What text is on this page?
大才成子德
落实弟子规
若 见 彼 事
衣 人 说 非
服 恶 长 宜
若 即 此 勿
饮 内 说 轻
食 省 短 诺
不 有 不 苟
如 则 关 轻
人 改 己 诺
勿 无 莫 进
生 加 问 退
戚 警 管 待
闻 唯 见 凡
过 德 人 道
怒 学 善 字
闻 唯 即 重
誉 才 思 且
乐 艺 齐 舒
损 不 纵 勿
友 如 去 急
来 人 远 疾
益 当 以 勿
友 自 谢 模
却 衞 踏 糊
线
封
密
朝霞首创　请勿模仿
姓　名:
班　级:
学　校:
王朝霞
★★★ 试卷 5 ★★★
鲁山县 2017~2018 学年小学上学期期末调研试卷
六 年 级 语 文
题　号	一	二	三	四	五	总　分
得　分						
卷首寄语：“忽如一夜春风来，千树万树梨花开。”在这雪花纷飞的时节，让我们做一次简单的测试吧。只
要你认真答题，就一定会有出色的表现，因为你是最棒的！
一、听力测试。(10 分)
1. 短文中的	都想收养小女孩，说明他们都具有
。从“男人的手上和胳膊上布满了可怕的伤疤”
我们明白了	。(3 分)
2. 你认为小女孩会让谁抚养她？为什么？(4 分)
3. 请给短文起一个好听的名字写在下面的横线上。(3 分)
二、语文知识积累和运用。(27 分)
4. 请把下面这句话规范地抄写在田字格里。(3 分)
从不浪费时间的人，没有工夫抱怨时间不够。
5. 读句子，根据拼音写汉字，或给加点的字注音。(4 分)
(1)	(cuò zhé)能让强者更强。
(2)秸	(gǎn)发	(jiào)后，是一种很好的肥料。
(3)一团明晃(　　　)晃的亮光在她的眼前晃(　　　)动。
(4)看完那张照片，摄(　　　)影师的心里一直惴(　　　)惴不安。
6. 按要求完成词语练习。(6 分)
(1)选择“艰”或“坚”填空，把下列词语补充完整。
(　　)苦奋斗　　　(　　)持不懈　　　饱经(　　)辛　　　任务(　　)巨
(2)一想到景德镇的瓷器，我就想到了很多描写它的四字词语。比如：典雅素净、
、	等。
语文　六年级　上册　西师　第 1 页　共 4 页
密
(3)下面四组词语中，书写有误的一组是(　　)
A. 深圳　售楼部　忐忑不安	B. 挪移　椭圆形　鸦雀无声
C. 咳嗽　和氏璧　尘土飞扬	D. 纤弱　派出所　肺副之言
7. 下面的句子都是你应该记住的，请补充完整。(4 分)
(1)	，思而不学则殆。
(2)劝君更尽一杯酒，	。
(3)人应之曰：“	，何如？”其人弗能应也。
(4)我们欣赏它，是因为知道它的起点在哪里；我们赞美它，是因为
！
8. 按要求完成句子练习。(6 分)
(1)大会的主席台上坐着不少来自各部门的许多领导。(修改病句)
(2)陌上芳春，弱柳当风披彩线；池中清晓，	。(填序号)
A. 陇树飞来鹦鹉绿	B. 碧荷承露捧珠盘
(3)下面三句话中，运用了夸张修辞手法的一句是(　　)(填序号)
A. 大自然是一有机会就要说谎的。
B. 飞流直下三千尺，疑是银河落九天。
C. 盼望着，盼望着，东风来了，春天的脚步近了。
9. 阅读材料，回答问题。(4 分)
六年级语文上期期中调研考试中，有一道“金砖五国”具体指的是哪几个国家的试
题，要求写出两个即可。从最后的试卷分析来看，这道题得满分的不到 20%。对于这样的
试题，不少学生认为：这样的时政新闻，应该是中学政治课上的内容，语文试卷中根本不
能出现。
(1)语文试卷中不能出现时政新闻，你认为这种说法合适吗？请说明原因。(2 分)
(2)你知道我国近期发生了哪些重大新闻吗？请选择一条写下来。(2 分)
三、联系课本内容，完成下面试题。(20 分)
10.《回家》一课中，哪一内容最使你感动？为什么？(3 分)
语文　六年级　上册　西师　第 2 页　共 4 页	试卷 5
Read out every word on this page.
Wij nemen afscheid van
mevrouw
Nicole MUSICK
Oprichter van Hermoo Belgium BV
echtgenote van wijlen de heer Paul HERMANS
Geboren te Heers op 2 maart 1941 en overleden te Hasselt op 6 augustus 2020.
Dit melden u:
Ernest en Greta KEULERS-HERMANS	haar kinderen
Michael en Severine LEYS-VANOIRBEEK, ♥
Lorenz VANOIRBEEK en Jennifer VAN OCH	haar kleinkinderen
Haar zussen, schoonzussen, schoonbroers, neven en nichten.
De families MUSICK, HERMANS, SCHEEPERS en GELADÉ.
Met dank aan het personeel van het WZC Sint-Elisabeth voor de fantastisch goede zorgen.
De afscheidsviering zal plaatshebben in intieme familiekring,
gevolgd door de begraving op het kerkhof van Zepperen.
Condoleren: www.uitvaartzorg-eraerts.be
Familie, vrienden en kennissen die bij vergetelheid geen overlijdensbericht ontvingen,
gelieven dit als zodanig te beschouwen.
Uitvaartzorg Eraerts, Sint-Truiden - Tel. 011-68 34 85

○ ○ ○ ○

What to produce: The word "MUSICK" appears in how many lines of the data? Answer with only the number.

Result of the task: 2